- Stored data entries -
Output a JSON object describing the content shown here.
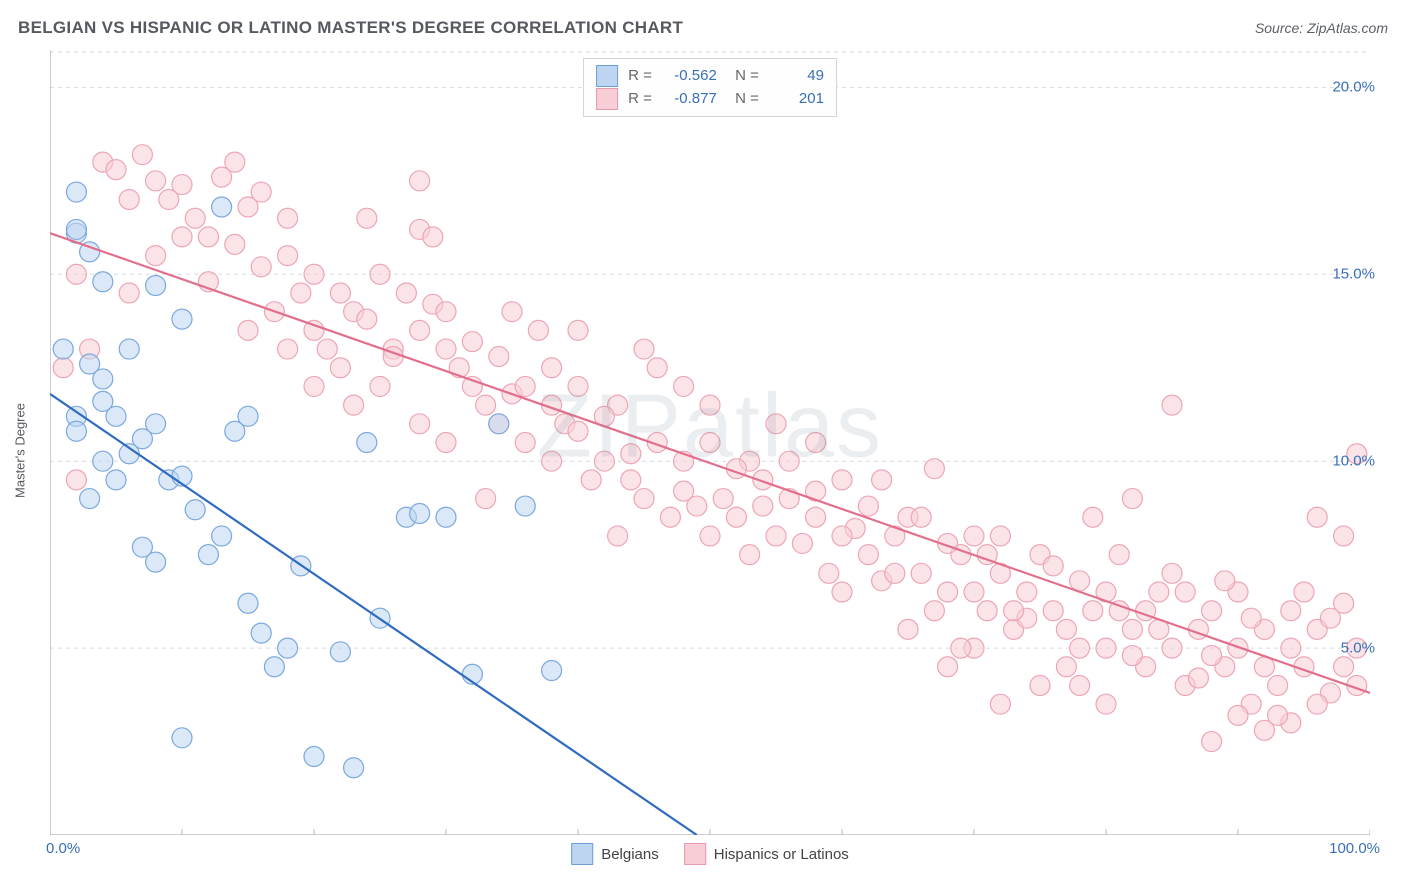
{
  "title": "BELGIAN VS HISPANIC OR LATINO MASTER'S DEGREE CORRELATION CHART",
  "source": "Source: ZipAtlas.com",
  "ylabel": "Master's Degree",
  "watermark": "ZIPatlas",
  "chart": {
    "type": "scatter",
    "xlim": [
      0,
      100
    ],
    "ylim": [
      0,
      21
    ],
    "xticks": [
      0,
      10,
      20,
      30,
      40,
      50,
      60,
      70,
      80,
      90,
      100
    ],
    "xtick_labels_shown": {
      "0": "0.0%",
      "100": "100.0%"
    },
    "yticks": [
      5,
      10,
      15,
      20
    ],
    "ytick_labels": [
      "5.0%",
      "10.0%",
      "15.0%",
      "20.0%"
    ],
    "grid_color": "#d7dbdf",
    "grid_dash": "4,4",
    "axis_color": "#b8bcc0",
    "background": "#ffffff",
    "marker_radius": 10,
    "marker_stroke_width": 1.2,
    "trendline_width": 2.2
  },
  "series": [
    {
      "name": "Belgians",
      "label": "Belgians",
      "fill": "#bdd5f0",
      "stroke": "#7ba8dd",
      "line_color": "#2f6bc0",
      "swatch_fill": "#bdd5f0",
      "swatch_stroke": "#6f9fd8",
      "R": "-0.562",
      "N": "49",
      "trend": {
        "x1": 0,
        "y1": 11.8,
        "x2": 49,
        "y2": 0
      },
      "points": [
        [
          2,
          17.2
        ],
        [
          2,
          16.1
        ],
        [
          2,
          16.2
        ],
        [
          3,
          15.6
        ],
        [
          4,
          14.8
        ],
        [
          1,
          13.0
        ],
        [
          3,
          12.6
        ],
        [
          4,
          12.2
        ],
        [
          5,
          11.2
        ],
        [
          4,
          11.6
        ],
        [
          2,
          11.2
        ],
        [
          2,
          10.8
        ],
        [
          4,
          10.0
        ],
        [
          3,
          9.0
        ],
        [
          5,
          9.5
        ],
        [
          6,
          10.2
        ],
        [
          7,
          10.6
        ],
        [
          8,
          11.0
        ],
        [
          6,
          13.0
        ],
        [
          8,
          14.7
        ],
        [
          9,
          9.5
        ],
        [
          10,
          9.6
        ],
        [
          10,
          13.8
        ],
        [
          11,
          8.7
        ],
        [
          12,
          7.5
        ],
        [
          13,
          8.0
        ],
        [
          13,
          16.8
        ],
        [
          14,
          10.8
        ],
        [
          15,
          6.2
        ],
        [
          15,
          11.2
        ],
        [
          16,
          5.4
        ],
        [
          17,
          4.5
        ],
        [
          18,
          5.0
        ],
        [
          19,
          7.2
        ],
        [
          20,
          2.1
        ],
        [
          22,
          4.9
        ],
        [
          23,
          1.8
        ],
        [
          24,
          10.5
        ],
        [
          25,
          5.8
        ],
        [
          27,
          8.5
        ],
        [
          28,
          8.6
        ],
        [
          30,
          8.5
        ],
        [
          32,
          4.3
        ],
        [
          34,
          11.0
        ],
        [
          36,
          8.8
        ],
        [
          38,
          4.4
        ],
        [
          10,
          2.6
        ],
        [
          7,
          7.7
        ],
        [
          8,
          7.3
        ]
      ]
    },
    {
      "name": "Hispanics or Latinos",
      "label": "Hispanics or Latinos",
      "fill": "#f8cdd6",
      "stroke": "#eda5b5",
      "line_color": "#e26f8b",
      "swatch_fill": "#f8cdd6",
      "swatch_stroke": "#e39aab",
      "R": "-0.877",
      "N": "201",
      "trend": {
        "x1": 0,
        "y1": 16.1,
        "x2": 100,
        "y2": 3.8
      },
      "points": [
        [
          4,
          18.0
        ],
        [
          5,
          17.8
        ],
        [
          6,
          17.0
        ],
        [
          7,
          18.2
        ],
        [
          8,
          17.5
        ],
        [
          9,
          17.0
        ],
        [
          10,
          17.4
        ],
        [
          11,
          16.5
        ],
        [
          12,
          16.0
        ],
        [
          13,
          17.6
        ],
        [
          14,
          18.0
        ],
        [
          15,
          16.8
        ],
        [
          16,
          15.2
        ],
        [
          17,
          14.0
        ],
        [
          18,
          15.5
        ],
        [
          19,
          14.5
        ],
        [
          20,
          13.5
        ],
        [
          21,
          13.0
        ],
        [
          22,
          12.5
        ],
        [
          23,
          14.0
        ],
        [
          24,
          16.5
        ],
        [
          25,
          12.0
        ],
        [
          26,
          13.0
        ],
        [
          27,
          14.5
        ],
        [
          28,
          16.2
        ],
        [
          28,
          17.5
        ],
        [
          29,
          16.0
        ],
        [
          29,
          14.2
        ],
        [
          30,
          13.0
        ],
        [
          31,
          12.5
        ],
        [
          32,
          12.0
        ],
        [
          33,
          11.5
        ],
        [
          34,
          11.0
        ],
        [
          35,
          11.8
        ],
        [
          36,
          10.5
        ],
        [
          37,
          13.5
        ],
        [
          38,
          10.0
        ],
        [
          39,
          11.0
        ],
        [
          40,
          10.8
        ],
        [
          41,
          9.5
        ],
        [
          42,
          10.0
        ],
        [
          43,
          11.5
        ],
        [
          44,
          10.2
        ],
        [
          45,
          9.0
        ],
        [
          46,
          12.5
        ],
        [
          47,
          8.5
        ],
        [
          48,
          9.2
        ],
        [
          49,
          8.8
        ],
        [
          50,
          8.0
        ],
        [
          51,
          9.0
        ],
        [
          52,
          8.5
        ],
        [
          53,
          7.5
        ],
        [
          54,
          9.5
        ],
        [
          55,
          8.0
        ],
        [
          56,
          9.0
        ],
        [
          57,
          7.8
        ],
        [
          58,
          8.5
        ],
        [
          59,
          7.0
        ],
        [
          60,
          9.5
        ],
        [
          61,
          8.2
        ],
        [
          62,
          7.5
        ],
        [
          63,
          6.8
        ],
        [
          64,
          8.0
        ],
        [
          65,
          8.5
        ],
        [
          66,
          7.0
        ],
        [
          67,
          9.8
        ],
        [
          68,
          6.5
        ],
        [
          69,
          7.5
        ],
        [
          70,
          8.0
        ],
        [
          71,
          6.0
        ],
        [
          72,
          7.0
        ],
        [
          73,
          5.5
        ],
        [
          74,
          6.5
        ],
        [
          75,
          7.5
        ],
        [
          76,
          6.0
        ],
        [
          77,
          5.5
        ],
        [
          78,
          6.8
        ],
        [
          79,
          8.5
        ],
        [
          80,
          5.0
        ],
        [
          81,
          6.0
        ],
        [
          82,
          5.5
        ],
        [
          83,
          4.5
        ],
        [
          84,
          6.5
        ],
        [
          85,
          5.0
        ],
        [
          86,
          4.0
        ],
        [
          87,
          5.5
        ],
        [
          88,
          6.0
        ],
        [
          89,
          4.5
        ],
        [
          90,
          5.0
        ],
        [
          91,
          3.5
        ],
        [
          92,
          5.5
        ],
        [
          93,
          4.0
        ],
        [
          94,
          6.0
        ],
        [
          95,
          4.5
        ],
        [
          96,
          5.5
        ],
        [
          97,
          3.8
        ],
        [
          98,
          4.5
        ],
        [
          99,
          5.0
        ],
        [
          99,
          10.2
        ],
        [
          98,
          8.0
        ],
        [
          96,
          8.5
        ],
        [
          94,
          3.0
        ],
        [
          92,
          2.8
        ],
        [
          90,
          3.2
        ],
        [
          88,
          2.5
        ],
        [
          85,
          11.5
        ],
        [
          82,
          9.0
        ],
        [
          80,
          3.5
        ],
        [
          78,
          4.0
        ],
        [
          75,
          4.0
        ],
        [
          72,
          3.5
        ],
        [
          70,
          5.0
        ],
        [
          68,
          4.5
        ],
        [
          65,
          5.5
        ],
        [
          63,
          9.5
        ],
        [
          60,
          6.5
        ],
        [
          58,
          10.5
        ],
        [
          55,
          11.0
        ],
        [
          53,
          10.0
        ],
        [
          50,
          11.5
        ],
        [
          48,
          12.0
        ],
        [
          45,
          13.0
        ],
        [
          43,
          8.0
        ],
        [
          40,
          13.5
        ],
        [
          38,
          12.5
        ],
        [
          35,
          14.0
        ],
        [
          33,
          9.0
        ],
        [
          30,
          10.5
        ],
        [
          28,
          11.0
        ],
        [
          25,
          15.0
        ],
        [
          23,
          11.5
        ],
        [
          20,
          12.0
        ],
        [
          18,
          13.0
        ],
        [
          15,
          13.5
        ],
        [
          2,
          15.0
        ],
        [
          3,
          13.0
        ],
        [
          1,
          12.5
        ],
        [
          2,
          9.5
        ],
        [
          6,
          14.5
        ],
        [
          8,
          15.5
        ],
        [
          10,
          16.0
        ],
        [
          12,
          14.8
        ],
        [
          14,
          15.8
        ],
        [
          16,
          17.2
        ],
        [
          18,
          16.5
        ],
        [
          20,
          15.0
        ],
        [
          22,
          14.5
        ],
        [
          24,
          13.8
        ],
        [
          26,
          12.8
        ],
        [
          28,
          13.5
        ],
        [
          30,
          14.0
        ],
        [
          32,
          13.2
        ],
        [
          34,
          12.8
        ],
        [
          36,
          12.0
        ],
        [
          38,
          11.5
        ],
        [
          40,
          12.0
        ],
        [
          42,
          11.2
        ],
        [
          44,
          9.5
        ],
        [
          46,
          10.5
        ],
        [
          48,
          10.0
        ],
        [
          50,
          10.5
        ],
        [
          52,
          9.8
        ],
        [
          54,
          8.8
        ],
        [
          56,
          10.0
        ],
        [
          58,
          9.2
        ],
        [
          60,
          8.0
        ],
        [
          62,
          8.8
        ],
        [
          64,
          7.0
        ],
        [
          66,
          8.5
        ],
        [
          68,
          7.8
        ],
        [
          70,
          6.5
        ],
        [
          72,
          8.0
        ],
        [
          74,
          5.8
        ],
        [
          76,
          7.2
        ],
        [
          78,
          5.0
        ],
        [
          80,
          6.5
        ],
        [
          82,
          4.8
        ],
        [
          84,
          5.5
        ],
        [
          86,
          6.5
        ],
        [
          88,
          4.8
        ],
        [
          90,
          6.5
        ],
        [
          92,
          4.5
        ],
        [
          94,
          5.0
        ],
        [
          96,
          3.5
        ],
        [
          98,
          6.2
        ],
        [
          99,
          4.0
        ],
        [
          97,
          5.8
        ],
        [
          95,
          6.5
        ],
        [
          93,
          3.2
        ],
        [
          91,
          5.8
        ],
        [
          89,
          6.8
        ],
        [
          87,
          4.2
        ],
        [
          85,
          7.0
        ],
        [
          83,
          6.0
        ],
        [
          81,
          7.5
        ],
        [
          79,
          6.0
        ],
        [
          77,
          4.5
        ],
        [
          73,
          6.0
        ],
        [
          71,
          7.5
        ],
        [
          69,
          5.0
        ],
        [
          67,
          6.0
        ]
      ]
    }
  ],
  "legend_bottom": [
    {
      "label": "Belgians",
      "fill": "#bdd5f0",
      "stroke": "#6f9fd8"
    },
    {
      "label": "Hispanics or Latinos",
      "fill": "#f8cdd6",
      "stroke": "#e39aab"
    }
  ]
}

- What you have to do -
Say how many lines in the entries contain the string "name", and say nothing else.

- Task output -
2